** Entries from a dataset **
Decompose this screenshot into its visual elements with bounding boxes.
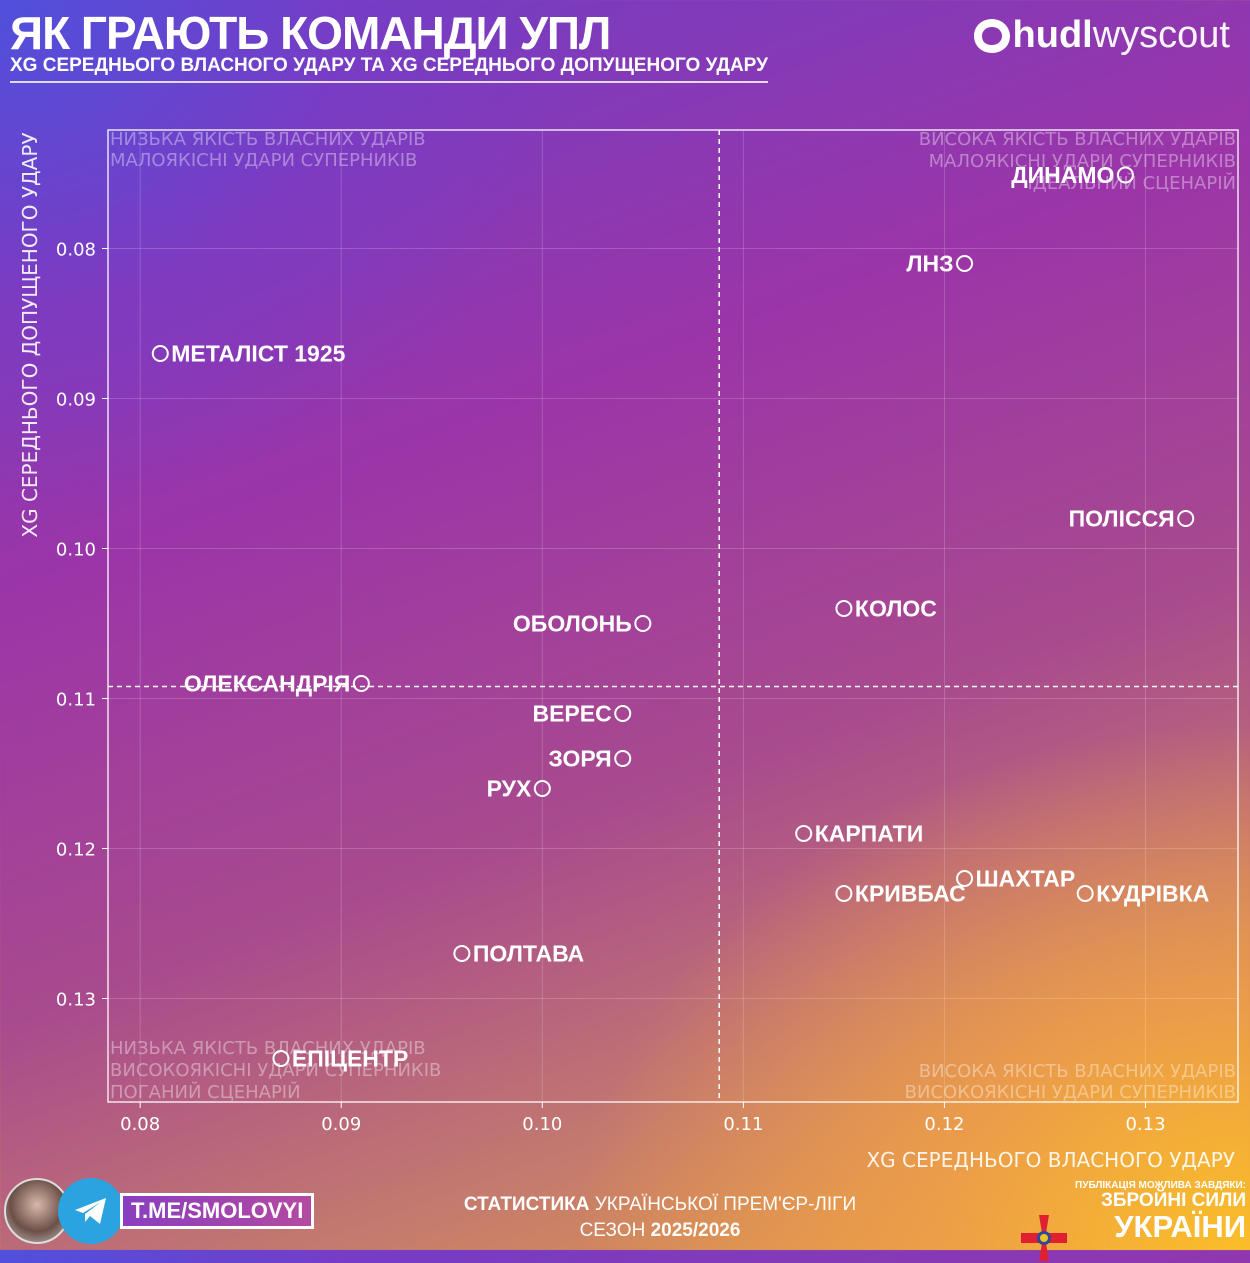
quadrant-label-top-right: ВИСОКА ЯКІСТЬ ВЛАСНИХ УДАРІВ xyxy=(919,129,1236,150)
data-point xyxy=(1076,885,1094,902)
data-point xyxy=(1177,510,1195,527)
data-point xyxy=(272,1050,290,1067)
quadrant-label-top-left: МАЛОЯКІСНІ УДАРИ СУПЕРНИКІВ xyxy=(110,150,417,171)
stats-bold: СТАТИСТИКА xyxy=(463,1194,590,1215)
data-point xyxy=(151,345,169,362)
telegram-block: T.ME/SMOLOVYI xyxy=(4,1178,315,1244)
zsu-large: УКРАЇНИ xyxy=(1114,1209,1246,1244)
data-point xyxy=(795,825,813,842)
x-tick-label: 0.10 xyxy=(522,1114,562,1135)
footer-caption: СТАТИСТИКА УКРАЇНСЬКОЇ ПРЕМ'ЄР-ЛІГИ СЕЗО… xyxy=(440,1192,880,1244)
x-tick-label: 0.13 xyxy=(1125,1114,1165,1135)
zsu-cross-icon xyxy=(1021,1215,1068,1261)
quadrant-label-top-left: НИЗЬКА ЯКІСТЬ ВЛАСНИХ УДАРІВ xyxy=(110,129,426,150)
x-axis-label: XG СЕРЕДНЬОГО ВЛАСНОГО УДАРУ xyxy=(866,1148,1235,1172)
data-point xyxy=(614,705,632,722)
quadrant-label-bottom-left: ПОГАНИЙ СЦЕНАРІЙ xyxy=(110,1081,301,1103)
quadrant-label-top-right: МАЛОЯКІСНІ УДАРИ СУПЕРНИКІВ xyxy=(929,151,1236,172)
quadrant-label-bottom-right: ВИСОКА ЯКІСТЬ ВЛАСНИХ УДАРІВ xyxy=(919,1061,1236,1082)
team-label: ЗОРЯ xyxy=(548,746,611,772)
x-tick-label: 0.08 xyxy=(120,1114,160,1135)
page-subtitle: XG СЕРЕДНЬОГО ВЛАСНОГО УДАРУ ТА XG СЕРЕД… xyxy=(10,55,768,83)
zsu-caption: ПУБЛІКАЦІЯ МОЖЛИВА ЗАВДЯКИ: xyxy=(1075,1180,1246,1191)
quadrant-label-bottom-right: ВИСОКОЯКІСНІ УДАРИ СУПЕРНИКІВ xyxy=(905,1082,1236,1103)
x-tick-label: 0.09 xyxy=(321,1114,361,1135)
quadrant-label-bottom-left: НИЗЬКА ЯКІСТЬ ВЛАСНИХ УДАРІВ xyxy=(110,1038,426,1059)
y-tick-label: 0.09 xyxy=(56,390,96,411)
data-point xyxy=(835,885,853,902)
season-label: СЕЗОН xyxy=(579,1220,651,1241)
team-label: ПОЛТАВА xyxy=(473,941,584,967)
y-tick-label: 0.08 xyxy=(56,240,96,261)
page-title: ЯК ГРАЮТЬ КОМАНДИ УПЛ xyxy=(10,7,611,59)
y-tick-label: 0.13 xyxy=(56,990,96,1011)
stats-rest: УКРАЇНСЬКОЇ ПРЕМ'ЄР-ЛІГИ xyxy=(589,1194,857,1215)
logo-hudl: hudl xyxy=(1012,14,1093,56)
hudl-wyscout-logo: hudl wyscout xyxy=(971,14,1230,57)
telegram-icon[interactable] xyxy=(58,1178,124,1244)
team-label: МЕТАЛІСТ 1925 xyxy=(171,341,345,367)
data-point xyxy=(453,945,471,962)
team-label: КАРПАТИ xyxy=(815,821,924,847)
season-value: 2025/2026 xyxy=(650,1220,741,1241)
data-point xyxy=(533,780,551,797)
hudl-logo-icon xyxy=(973,18,1010,53)
y-tick-label: 0.11 xyxy=(56,690,96,711)
zsu-block: ПУБЛІКАЦІЯ МОЖЛИВА ЗАВДЯКИ: ЗБРОЙНІ СИЛИ… xyxy=(1021,1180,1246,1261)
logo-wyscout: wyscout xyxy=(1092,14,1230,56)
team-label: ВЕРЕС xyxy=(532,701,611,727)
team-label: ЛНЗ xyxy=(906,251,953,277)
team-label: КОЛОС xyxy=(855,596,937,622)
y-tick-label: 0.12 xyxy=(56,840,96,861)
team-label: ОЛЕКСАНДРІЯ xyxy=(184,671,350,697)
team-label: ЕПІЦЕНТР xyxy=(292,1046,408,1072)
quadrant-label-top-right: ІДЕАЛЬНИЙ СЦЕНАРІЙ xyxy=(1027,172,1236,194)
team-label: КРИВБАС xyxy=(855,881,966,907)
data-point xyxy=(634,615,652,632)
team-label: ШАХТАР xyxy=(976,866,1076,892)
data-point xyxy=(835,600,853,617)
x-tick-label: 0.11 xyxy=(723,1114,763,1135)
team-label: ОБОЛОНЬ xyxy=(513,611,632,637)
data-point xyxy=(1116,166,1134,184)
y-tick-label: 0.10 xyxy=(56,540,96,561)
plot-frame xyxy=(107,129,1239,1103)
y-axis-label: XG СЕРЕДНЬОГО ДОПУЩЕНОГО УДАРУ xyxy=(18,132,42,537)
team-label: ПОЛІССЯ xyxy=(1069,506,1175,532)
team-label: КУДРІВКА xyxy=(1096,881,1209,907)
data-point xyxy=(352,675,370,692)
quadrant-label-bottom-left: ВИСОКОЯКІСНІ УДАРИ СУПЕРНИКІВ xyxy=(110,1060,441,1081)
zsu-mid: ЗБРОЙНІ СИЛИ xyxy=(1100,1190,1246,1211)
data-point xyxy=(956,255,974,272)
team-label: ДИНАМО xyxy=(1011,162,1114,188)
data-point xyxy=(614,750,632,767)
team-label: РУХ xyxy=(487,776,532,802)
x-tick-label: 0.12 xyxy=(924,1114,964,1135)
telegram-link[interactable]: T.ME/SMOLOVYI xyxy=(120,1193,315,1229)
data-point xyxy=(956,870,974,887)
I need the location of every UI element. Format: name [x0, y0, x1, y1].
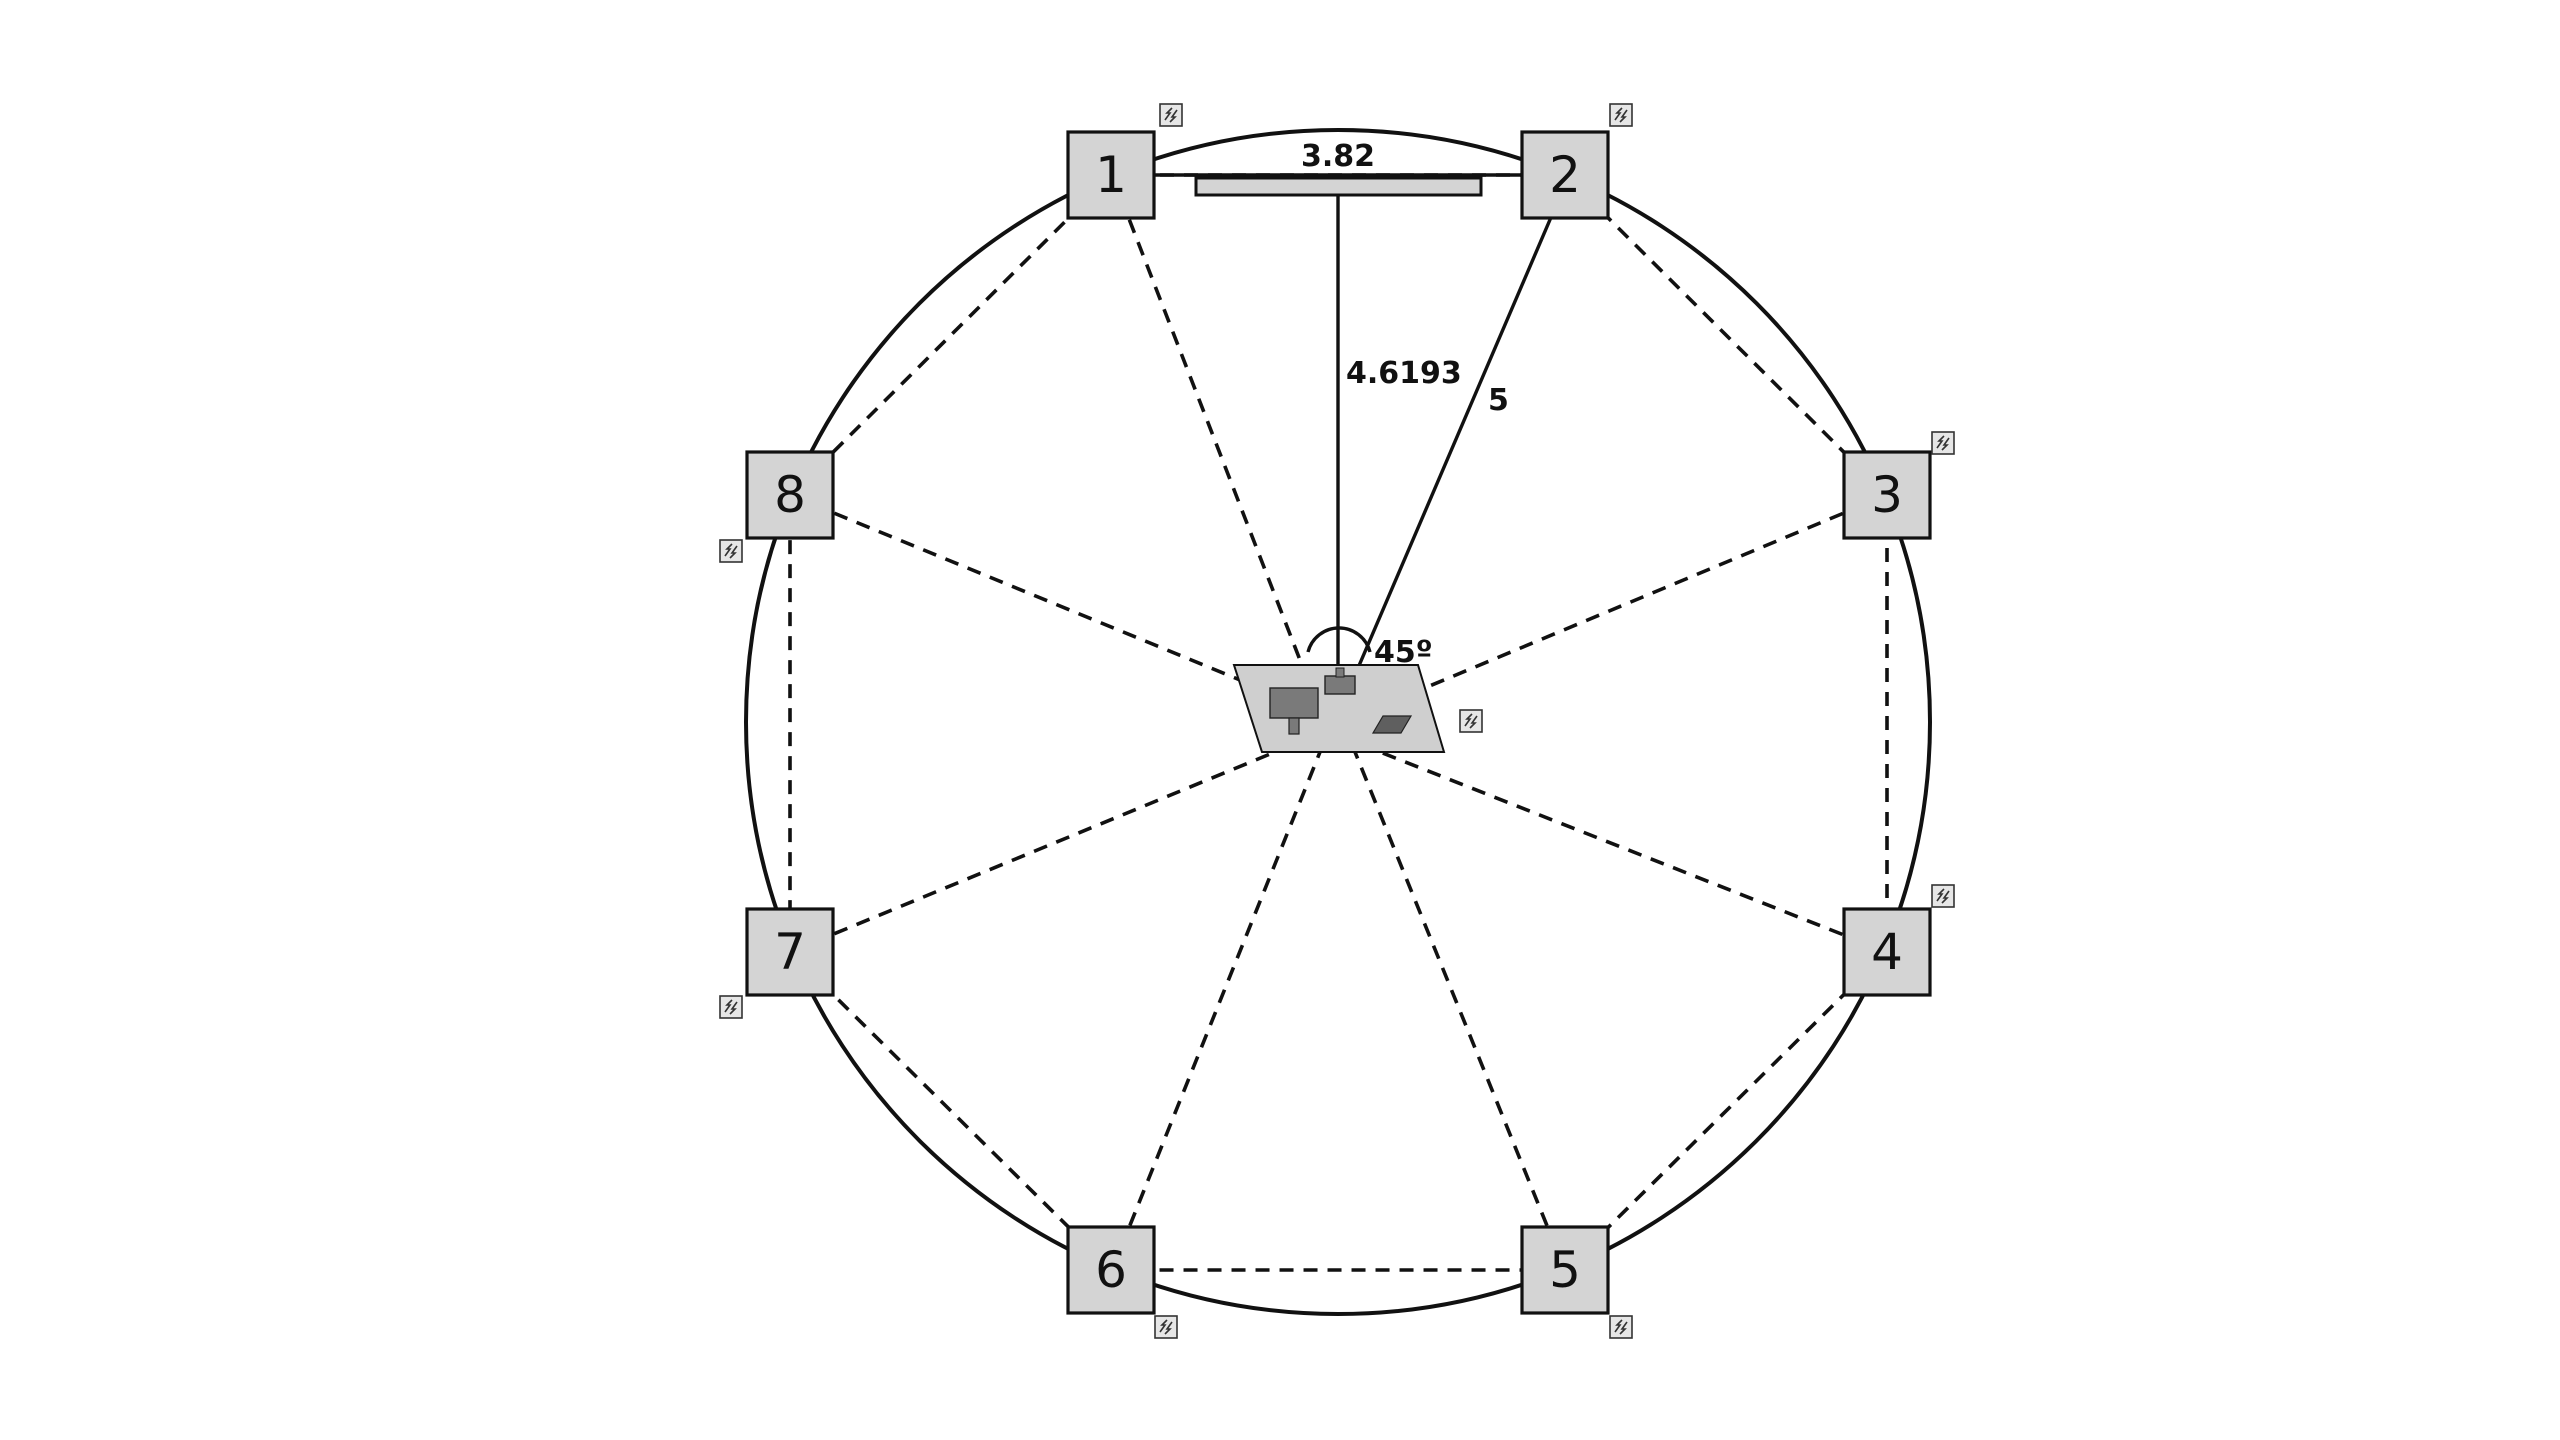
link-icon	[1159, 103, 1183, 127]
node-4-label: 4	[1871, 923, 1903, 981]
platform-component-knob	[1335, 667, 1345, 678]
link-icon	[1154, 1315, 1178, 1339]
spoke-7	[789, 750, 1276, 954]
node-3-label: 3	[1871, 466, 1903, 524]
spacing-label: 3.82	[1301, 139, 1375, 174]
spoke-4	[1379, 750, 1888, 954]
node-6-box	[1066, 1225, 1156, 1315]
node-1-label: 1	[1095, 146, 1127, 204]
outer-circle	[744, 128, 1932, 1316]
node-1-box	[1066, 130, 1156, 220]
radius-label: 5	[1488, 383, 1509, 418]
perpendicular-label: 4.6193	[1346, 356, 1462, 391]
node-7: 7	[745, 907, 835, 997]
octagon-perimeter	[788, 173, 1889, 1272]
link-icon	[719, 995, 743, 1019]
node-7-box	[745, 907, 835, 997]
node-5-label: 5	[1549, 1241, 1581, 1299]
angle-arc	[1306, 626, 1372, 653]
node-8-label: 8	[774, 466, 806, 524]
node-6: 6	[1066, 1225, 1156, 1315]
link-icon	[1609, 103, 1633, 127]
radius-line	[1356, 214, 1554, 669]
node-3-box	[1842, 450, 1932, 540]
node-2: 2	[1520, 130, 1610, 220]
node-5-box	[1520, 1225, 1610, 1315]
node-2-label: 2	[1549, 146, 1581, 204]
node-4: 4	[1842, 907, 1932, 997]
node-3: 3	[1842, 450, 1932, 540]
node-4-box	[1842, 907, 1932, 997]
spoke-8	[789, 493, 1241, 682]
spokes	[789, 174, 1888, 1271]
link-icon	[1931, 884, 1955, 908]
node-7-label: 7	[774, 923, 806, 981]
platform-component-small	[1324, 675, 1356, 695]
link-icon	[1609, 1315, 1633, 1339]
link-icon	[1459, 709, 1483, 733]
node-8: 8	[745, 450, 835, 540]
node-8-box	[745, 450, 835, 540]
link-icon	[719, 539, 743, 563]
platform-component-slab	[1371, 715, 1413, 734]
platform-component-large	[1269, 687, 1319, 719]
spoke-5	[1353, 751, 1567, 1271]
node-1: 1	[1066, 130, 1156, 220]
spoke-3	[1419, 493, 1888, 692]
spoke-1	[1110, 174, 1302, 661]
platform-icon	[1232, 664, 1446, 753]
platform-component-stem	[1288, 717, 1300, 735]
node-6-label: 6	[1095, 1241, 1127, 1299]
link-icon	[1931, 431, 1955, 455]
link-badges	[719, 103, 1955, 1339]
node-5: 5	[1520, 1225, 1610, 1315]
spacing-bar	[1194, 176, 1483, 197]
node-2-box	[1520, 130, 1610, 220]
spoke-6	[1110, 751, 1322, 1271]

** EXERCISE **
Rewrite the data as a Markdown table with the columns No. and Entry, starting with the line containing "quadrant-label-top-right: ВИСОКА ЯКІСТЬ" and going on through the line containing "x-tick-label: 0.10 xyxy=(522,1114,562,1135)". Number each row and leave out any blank lines.

** ANSWER IN FULL **
| No. | Entry |
|---|---|
| 1 | quadrant-label-top-right: ВИСОКА ЯКІСТЬ ВЛАСНИХ УДАРІВ xyxy=(919,129,1236,150) |
| 2 | data-point xyxy=(1076,885,1094,902) |
| 3 | data-point xyxy=(1177,510,1195,527) |
| 4 | data-point xyxy=(272,1050,290,1067) |
| 5 | quadrant-label-top-left: МАЛОЯКІСНІ УДАРИ СУПЕРНИКІВ xyxy=(110,150,417,171) |
| 6 | stats-bold: СТАТИСТИКА xyxy=(463,1194,590,1215) |
| 7 | data-point xyxy=(151,345,169,362) |
| 8 | telegram-block: T.ME/SMOLOVYI xyxy=(4,1178,315,1244) |
| 9 | zsu-large: УКРАЇНИ xyxy=(1114,1209,1246,1244) |
| 10 | data-point xyxy=(795,825,813,842) |
| 11 | x-tick-label: 0.10 xyxy=(522,1114,562,1135) |